**Provided records**
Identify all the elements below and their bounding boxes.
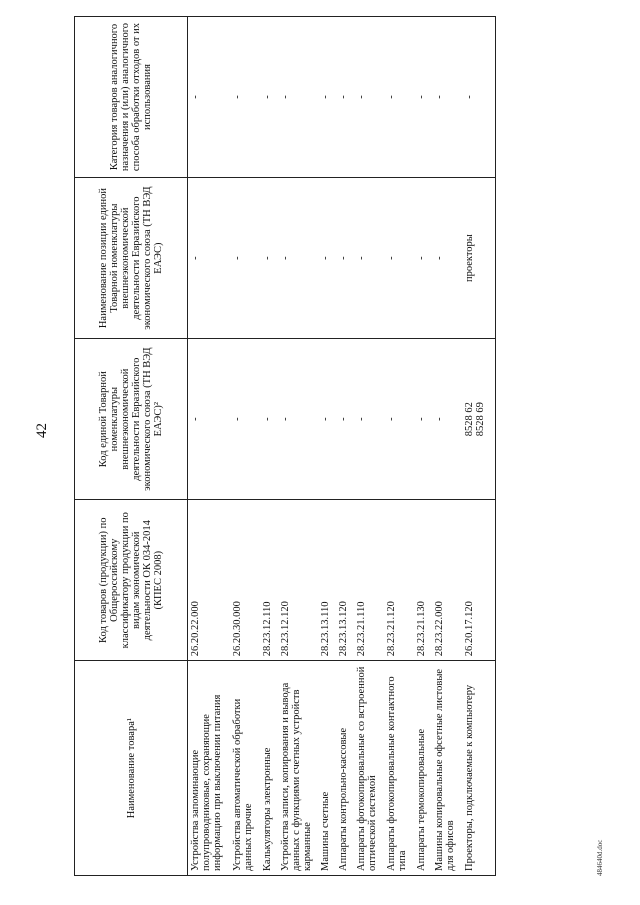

* * *

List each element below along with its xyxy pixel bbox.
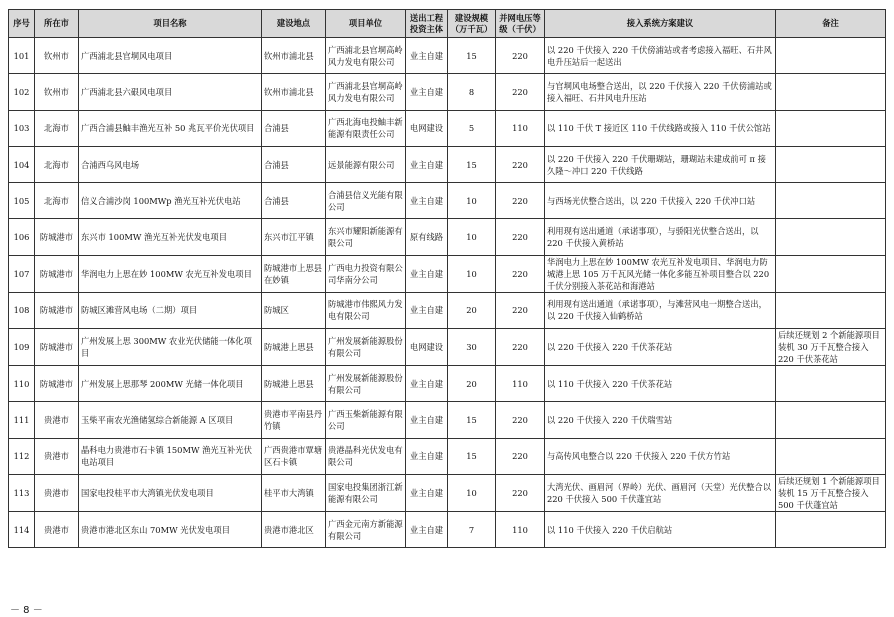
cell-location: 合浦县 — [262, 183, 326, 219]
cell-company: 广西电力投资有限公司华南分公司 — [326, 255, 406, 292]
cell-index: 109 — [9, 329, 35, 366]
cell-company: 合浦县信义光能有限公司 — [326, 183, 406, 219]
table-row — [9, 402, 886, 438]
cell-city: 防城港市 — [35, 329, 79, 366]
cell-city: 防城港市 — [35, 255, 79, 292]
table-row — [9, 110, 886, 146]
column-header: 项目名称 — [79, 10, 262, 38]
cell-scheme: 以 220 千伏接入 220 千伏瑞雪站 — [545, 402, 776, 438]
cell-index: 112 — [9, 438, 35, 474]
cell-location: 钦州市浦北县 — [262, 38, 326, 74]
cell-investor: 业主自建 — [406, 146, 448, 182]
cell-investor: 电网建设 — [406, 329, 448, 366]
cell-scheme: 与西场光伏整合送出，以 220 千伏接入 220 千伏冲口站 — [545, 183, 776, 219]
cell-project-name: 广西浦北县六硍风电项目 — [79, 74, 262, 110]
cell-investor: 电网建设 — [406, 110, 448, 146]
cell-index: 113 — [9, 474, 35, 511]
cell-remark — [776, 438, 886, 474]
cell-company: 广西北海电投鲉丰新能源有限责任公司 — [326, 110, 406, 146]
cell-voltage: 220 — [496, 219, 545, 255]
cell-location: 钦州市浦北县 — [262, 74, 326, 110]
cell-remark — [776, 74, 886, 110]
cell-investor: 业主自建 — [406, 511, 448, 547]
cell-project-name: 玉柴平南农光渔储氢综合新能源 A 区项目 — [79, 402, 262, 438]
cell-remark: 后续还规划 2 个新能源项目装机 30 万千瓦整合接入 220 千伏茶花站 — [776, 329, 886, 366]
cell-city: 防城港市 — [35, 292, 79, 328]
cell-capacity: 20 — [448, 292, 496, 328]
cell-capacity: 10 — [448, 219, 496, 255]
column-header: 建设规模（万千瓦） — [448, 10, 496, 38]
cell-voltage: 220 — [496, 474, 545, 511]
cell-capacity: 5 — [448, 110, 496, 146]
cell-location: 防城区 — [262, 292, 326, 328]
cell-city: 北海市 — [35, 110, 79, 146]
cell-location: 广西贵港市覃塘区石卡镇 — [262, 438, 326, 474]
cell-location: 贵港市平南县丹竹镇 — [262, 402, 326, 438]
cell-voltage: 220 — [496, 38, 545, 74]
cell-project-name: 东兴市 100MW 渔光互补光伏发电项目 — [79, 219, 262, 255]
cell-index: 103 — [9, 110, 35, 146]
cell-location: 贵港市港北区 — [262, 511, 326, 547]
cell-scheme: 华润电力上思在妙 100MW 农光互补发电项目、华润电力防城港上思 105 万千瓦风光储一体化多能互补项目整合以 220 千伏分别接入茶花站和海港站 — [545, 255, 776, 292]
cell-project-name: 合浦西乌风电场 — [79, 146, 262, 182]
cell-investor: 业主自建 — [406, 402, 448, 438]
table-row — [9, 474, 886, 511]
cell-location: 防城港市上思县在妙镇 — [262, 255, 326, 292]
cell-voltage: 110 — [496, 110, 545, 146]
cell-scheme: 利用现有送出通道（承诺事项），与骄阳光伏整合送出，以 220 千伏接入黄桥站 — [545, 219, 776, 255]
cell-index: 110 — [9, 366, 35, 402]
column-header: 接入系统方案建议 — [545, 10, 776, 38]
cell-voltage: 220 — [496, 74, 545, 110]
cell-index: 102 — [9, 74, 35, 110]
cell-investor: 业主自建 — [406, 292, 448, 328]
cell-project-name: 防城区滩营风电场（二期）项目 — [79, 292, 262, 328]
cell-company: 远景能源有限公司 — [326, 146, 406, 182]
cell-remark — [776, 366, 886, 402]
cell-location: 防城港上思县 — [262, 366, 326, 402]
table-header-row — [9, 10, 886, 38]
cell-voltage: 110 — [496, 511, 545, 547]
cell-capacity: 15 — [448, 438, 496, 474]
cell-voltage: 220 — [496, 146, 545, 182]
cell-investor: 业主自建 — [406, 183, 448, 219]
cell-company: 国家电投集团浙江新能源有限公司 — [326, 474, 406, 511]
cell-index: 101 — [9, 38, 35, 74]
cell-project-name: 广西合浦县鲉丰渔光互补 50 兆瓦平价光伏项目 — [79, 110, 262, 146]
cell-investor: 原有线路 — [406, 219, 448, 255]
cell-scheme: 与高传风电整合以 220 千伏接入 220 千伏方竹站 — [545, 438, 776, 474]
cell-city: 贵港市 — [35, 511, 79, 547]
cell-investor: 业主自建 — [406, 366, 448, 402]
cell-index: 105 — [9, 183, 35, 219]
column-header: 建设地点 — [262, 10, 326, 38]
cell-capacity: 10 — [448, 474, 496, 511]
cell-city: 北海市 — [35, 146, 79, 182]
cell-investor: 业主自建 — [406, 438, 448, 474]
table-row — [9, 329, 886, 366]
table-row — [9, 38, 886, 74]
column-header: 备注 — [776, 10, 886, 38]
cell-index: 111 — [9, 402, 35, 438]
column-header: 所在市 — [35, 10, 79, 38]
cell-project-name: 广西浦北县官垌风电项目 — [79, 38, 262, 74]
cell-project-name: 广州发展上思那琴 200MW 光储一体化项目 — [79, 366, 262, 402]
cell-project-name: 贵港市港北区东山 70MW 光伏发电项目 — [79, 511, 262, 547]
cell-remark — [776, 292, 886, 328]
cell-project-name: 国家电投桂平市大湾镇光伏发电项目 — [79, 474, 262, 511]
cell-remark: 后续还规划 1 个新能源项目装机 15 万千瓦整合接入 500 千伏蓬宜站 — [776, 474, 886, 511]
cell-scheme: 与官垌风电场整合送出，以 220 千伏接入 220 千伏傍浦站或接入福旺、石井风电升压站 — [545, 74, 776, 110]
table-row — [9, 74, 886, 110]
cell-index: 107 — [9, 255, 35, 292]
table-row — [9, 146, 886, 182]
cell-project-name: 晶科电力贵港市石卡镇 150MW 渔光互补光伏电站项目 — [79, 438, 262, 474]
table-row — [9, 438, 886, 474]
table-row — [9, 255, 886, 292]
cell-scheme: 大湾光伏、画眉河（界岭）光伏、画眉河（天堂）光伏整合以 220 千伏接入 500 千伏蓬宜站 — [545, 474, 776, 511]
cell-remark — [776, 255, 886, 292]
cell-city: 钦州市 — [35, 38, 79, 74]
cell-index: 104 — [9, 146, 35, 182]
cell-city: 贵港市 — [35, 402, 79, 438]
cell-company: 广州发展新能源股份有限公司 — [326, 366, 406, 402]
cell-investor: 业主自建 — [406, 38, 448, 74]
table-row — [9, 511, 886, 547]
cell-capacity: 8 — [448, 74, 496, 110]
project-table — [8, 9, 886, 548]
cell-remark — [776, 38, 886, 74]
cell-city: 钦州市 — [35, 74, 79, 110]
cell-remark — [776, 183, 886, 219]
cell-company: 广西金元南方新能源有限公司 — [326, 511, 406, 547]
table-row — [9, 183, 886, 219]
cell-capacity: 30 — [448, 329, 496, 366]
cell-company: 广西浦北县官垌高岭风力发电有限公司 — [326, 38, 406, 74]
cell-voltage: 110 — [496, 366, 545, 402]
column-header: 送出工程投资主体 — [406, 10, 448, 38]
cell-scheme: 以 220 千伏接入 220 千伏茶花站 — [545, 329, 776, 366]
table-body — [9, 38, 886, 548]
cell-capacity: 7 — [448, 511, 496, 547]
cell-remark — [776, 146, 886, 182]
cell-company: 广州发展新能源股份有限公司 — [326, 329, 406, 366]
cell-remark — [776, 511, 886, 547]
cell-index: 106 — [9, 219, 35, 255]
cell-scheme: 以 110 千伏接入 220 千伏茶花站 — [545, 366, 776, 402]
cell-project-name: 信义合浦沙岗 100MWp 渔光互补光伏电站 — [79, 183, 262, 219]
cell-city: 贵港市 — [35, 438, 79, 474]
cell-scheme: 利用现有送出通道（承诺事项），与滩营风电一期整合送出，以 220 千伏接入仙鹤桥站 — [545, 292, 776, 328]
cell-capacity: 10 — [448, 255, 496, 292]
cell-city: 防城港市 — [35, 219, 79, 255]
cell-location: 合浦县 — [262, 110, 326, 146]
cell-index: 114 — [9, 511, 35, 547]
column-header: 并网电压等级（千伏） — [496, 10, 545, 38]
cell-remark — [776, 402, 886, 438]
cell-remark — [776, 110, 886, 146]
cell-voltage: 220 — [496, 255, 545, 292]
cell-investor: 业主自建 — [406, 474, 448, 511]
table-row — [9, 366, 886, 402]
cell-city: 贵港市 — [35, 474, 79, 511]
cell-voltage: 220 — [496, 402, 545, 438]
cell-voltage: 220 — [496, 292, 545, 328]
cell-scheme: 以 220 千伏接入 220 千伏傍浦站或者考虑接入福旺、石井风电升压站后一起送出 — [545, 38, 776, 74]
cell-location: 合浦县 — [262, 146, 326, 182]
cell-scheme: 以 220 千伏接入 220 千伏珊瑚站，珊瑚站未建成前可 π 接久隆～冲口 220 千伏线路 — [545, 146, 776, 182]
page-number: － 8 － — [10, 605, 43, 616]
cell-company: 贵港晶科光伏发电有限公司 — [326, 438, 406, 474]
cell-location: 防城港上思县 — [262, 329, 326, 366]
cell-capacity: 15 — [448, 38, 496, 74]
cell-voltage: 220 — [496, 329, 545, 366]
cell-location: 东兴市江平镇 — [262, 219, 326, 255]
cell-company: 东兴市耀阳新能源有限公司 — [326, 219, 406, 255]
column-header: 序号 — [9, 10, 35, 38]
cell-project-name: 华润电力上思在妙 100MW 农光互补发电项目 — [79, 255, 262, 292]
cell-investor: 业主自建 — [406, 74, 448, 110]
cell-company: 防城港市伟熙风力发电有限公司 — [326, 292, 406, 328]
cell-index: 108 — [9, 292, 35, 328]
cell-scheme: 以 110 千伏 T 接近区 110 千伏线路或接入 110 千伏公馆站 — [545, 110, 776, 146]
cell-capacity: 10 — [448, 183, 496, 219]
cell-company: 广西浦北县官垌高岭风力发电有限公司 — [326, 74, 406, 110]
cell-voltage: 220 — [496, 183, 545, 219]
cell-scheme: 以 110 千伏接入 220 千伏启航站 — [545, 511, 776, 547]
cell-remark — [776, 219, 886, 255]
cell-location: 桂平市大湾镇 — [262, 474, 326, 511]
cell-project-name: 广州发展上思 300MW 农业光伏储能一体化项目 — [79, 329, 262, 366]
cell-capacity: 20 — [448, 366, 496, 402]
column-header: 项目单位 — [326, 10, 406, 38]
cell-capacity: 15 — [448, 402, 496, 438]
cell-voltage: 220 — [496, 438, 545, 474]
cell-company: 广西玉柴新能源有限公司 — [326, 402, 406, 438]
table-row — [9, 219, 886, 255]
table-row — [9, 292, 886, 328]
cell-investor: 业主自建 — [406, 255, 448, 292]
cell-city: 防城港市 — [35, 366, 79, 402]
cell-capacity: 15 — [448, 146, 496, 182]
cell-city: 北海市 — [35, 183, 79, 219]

**Your objective**
Quote the lines from the one containing "List each element" through the one containing "column-header: 项目名称 — [79, 10, 262, 38]", both included. Omit the pictures.

**The solution**
List each element below along with its xyxy pixel bbox.
cell-location: 合浦县 — [262, 183, 326, 219]
cell-company: 广西电力投资有限公司华南分公司 — [326, 255, 406, 292]
cell-index: 109 — [9, 329, 35, 366]
cell-company: 合浦县信义光能有限公司 — [326, 183, 406, 219]
table-row — [9, 402, 886, 438]
cell-city: 防城港市 — [35, 329, 79, 366]
cell-city: 防城港市 — [35, 255, 79, 292]
table-row — [9, 110, 886, 146]
column-header: 项目名称 — [79, 10, 262, 38]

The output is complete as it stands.